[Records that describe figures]
========================================
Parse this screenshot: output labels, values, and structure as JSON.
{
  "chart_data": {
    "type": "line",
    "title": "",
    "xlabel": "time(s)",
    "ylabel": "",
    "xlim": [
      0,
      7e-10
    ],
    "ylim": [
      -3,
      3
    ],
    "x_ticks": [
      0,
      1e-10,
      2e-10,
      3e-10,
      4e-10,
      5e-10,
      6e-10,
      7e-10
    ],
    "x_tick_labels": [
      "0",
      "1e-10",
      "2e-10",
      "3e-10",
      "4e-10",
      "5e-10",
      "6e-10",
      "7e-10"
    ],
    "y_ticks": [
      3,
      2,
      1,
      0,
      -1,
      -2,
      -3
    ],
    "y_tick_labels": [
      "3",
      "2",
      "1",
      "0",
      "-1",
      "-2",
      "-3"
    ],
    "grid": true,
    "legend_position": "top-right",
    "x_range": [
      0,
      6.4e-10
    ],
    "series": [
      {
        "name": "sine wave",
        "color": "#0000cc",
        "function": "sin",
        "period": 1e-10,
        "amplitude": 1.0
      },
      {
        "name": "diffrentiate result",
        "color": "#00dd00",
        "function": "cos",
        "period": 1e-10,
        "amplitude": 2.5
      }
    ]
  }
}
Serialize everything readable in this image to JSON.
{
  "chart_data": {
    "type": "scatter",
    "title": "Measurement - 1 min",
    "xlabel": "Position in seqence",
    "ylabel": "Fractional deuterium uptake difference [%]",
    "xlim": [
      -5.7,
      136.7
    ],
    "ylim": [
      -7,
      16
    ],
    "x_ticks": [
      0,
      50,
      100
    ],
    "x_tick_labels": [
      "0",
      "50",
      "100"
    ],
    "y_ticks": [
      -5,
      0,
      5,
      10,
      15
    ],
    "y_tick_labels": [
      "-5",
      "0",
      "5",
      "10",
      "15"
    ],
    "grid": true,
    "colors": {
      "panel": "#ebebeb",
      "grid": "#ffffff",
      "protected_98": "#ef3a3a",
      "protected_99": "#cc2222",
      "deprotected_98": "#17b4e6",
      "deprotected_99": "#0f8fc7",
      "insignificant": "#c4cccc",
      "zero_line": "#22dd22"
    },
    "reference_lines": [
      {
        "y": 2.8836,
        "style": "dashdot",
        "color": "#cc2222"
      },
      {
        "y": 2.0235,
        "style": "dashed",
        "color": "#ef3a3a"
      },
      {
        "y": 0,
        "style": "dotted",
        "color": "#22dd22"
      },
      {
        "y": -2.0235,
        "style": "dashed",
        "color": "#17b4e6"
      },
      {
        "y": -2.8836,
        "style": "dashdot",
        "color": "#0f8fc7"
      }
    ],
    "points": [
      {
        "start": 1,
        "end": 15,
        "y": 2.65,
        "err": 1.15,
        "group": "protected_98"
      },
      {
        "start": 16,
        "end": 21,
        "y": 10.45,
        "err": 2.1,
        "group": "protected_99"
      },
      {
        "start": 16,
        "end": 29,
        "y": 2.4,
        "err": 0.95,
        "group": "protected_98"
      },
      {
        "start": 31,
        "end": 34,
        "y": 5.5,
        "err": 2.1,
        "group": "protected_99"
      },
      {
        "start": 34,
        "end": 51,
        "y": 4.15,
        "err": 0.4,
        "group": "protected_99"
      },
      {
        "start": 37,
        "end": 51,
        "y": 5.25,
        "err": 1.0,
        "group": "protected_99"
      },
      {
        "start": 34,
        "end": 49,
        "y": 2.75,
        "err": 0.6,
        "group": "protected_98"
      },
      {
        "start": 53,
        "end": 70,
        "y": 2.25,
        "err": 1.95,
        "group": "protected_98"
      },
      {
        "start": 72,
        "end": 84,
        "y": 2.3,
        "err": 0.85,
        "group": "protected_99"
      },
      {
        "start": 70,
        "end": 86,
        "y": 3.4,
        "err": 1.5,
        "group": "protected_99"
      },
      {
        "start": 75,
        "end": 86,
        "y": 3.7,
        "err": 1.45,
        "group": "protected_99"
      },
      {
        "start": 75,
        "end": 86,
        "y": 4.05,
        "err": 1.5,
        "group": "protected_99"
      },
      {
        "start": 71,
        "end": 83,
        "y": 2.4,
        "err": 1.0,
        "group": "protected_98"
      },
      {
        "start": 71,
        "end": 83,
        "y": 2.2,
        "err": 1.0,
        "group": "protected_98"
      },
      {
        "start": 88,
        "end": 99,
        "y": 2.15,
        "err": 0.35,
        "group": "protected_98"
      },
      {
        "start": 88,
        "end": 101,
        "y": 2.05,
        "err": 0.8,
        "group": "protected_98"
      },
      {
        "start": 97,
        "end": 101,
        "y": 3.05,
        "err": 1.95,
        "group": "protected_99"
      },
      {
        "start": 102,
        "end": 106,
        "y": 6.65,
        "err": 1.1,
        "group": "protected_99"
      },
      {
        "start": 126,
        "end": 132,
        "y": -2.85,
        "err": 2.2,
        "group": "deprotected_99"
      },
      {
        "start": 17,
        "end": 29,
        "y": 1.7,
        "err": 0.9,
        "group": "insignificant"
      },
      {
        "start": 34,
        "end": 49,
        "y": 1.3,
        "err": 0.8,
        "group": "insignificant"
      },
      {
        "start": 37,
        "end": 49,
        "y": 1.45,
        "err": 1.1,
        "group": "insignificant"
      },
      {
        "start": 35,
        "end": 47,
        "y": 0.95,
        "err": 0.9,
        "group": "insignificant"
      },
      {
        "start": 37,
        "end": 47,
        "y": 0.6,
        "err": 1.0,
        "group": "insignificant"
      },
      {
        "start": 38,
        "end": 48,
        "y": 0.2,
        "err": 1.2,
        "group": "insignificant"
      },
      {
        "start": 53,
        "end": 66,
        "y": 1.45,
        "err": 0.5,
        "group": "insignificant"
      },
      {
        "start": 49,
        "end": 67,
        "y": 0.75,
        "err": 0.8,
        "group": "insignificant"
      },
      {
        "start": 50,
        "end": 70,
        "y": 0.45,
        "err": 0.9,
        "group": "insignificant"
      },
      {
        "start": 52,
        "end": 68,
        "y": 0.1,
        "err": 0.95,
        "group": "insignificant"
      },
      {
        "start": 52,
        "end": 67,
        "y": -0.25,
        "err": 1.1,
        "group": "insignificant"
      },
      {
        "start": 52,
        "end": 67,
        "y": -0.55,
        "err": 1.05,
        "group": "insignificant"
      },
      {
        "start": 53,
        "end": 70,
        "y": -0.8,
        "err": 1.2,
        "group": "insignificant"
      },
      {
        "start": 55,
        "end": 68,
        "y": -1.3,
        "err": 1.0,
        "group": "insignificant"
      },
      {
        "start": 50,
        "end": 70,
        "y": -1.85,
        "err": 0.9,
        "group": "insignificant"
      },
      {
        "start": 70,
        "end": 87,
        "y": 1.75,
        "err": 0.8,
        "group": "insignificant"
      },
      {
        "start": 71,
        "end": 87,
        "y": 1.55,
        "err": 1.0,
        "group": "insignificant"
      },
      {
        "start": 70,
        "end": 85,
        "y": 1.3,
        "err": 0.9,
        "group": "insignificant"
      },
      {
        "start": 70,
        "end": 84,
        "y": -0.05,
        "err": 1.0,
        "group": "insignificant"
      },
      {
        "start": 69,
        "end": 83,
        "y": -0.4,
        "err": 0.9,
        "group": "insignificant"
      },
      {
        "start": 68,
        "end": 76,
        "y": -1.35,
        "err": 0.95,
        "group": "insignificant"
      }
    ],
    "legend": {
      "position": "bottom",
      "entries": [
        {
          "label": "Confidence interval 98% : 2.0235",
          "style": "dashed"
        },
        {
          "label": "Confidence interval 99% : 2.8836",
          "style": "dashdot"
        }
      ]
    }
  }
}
========================================
What is expected: Show all lines in the entries above where the string "this" appears.

Solution below:
Parse this screenshot: output labels, values, and structure as JSON.
Serialize everything readable in this image to JSON.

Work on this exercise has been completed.